# To do
In the entries below, count every line with the word "WINDOND". Return only the count.
------ Input
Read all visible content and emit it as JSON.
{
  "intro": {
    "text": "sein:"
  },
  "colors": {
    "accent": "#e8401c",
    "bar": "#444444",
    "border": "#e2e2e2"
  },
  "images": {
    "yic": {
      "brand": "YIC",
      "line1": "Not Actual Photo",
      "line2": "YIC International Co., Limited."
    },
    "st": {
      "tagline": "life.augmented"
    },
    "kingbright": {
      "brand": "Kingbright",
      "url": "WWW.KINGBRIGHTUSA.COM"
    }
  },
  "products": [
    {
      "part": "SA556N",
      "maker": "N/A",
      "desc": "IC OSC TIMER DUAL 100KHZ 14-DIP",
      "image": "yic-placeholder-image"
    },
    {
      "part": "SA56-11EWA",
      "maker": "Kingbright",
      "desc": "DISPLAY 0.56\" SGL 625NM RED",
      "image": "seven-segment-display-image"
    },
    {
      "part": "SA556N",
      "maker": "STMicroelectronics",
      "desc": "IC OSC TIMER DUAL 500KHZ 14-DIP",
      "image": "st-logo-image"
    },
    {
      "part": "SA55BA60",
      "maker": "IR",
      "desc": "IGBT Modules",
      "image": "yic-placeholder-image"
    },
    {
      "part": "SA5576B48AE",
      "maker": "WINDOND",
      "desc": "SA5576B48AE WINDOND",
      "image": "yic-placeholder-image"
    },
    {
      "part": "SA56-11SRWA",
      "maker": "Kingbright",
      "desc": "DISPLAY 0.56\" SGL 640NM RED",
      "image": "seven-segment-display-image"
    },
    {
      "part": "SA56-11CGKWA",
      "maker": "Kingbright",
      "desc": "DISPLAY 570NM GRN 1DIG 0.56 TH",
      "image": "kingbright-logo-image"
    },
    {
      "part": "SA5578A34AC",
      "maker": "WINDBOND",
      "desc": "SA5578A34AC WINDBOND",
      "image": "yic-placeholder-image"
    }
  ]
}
------------
# Full answer
2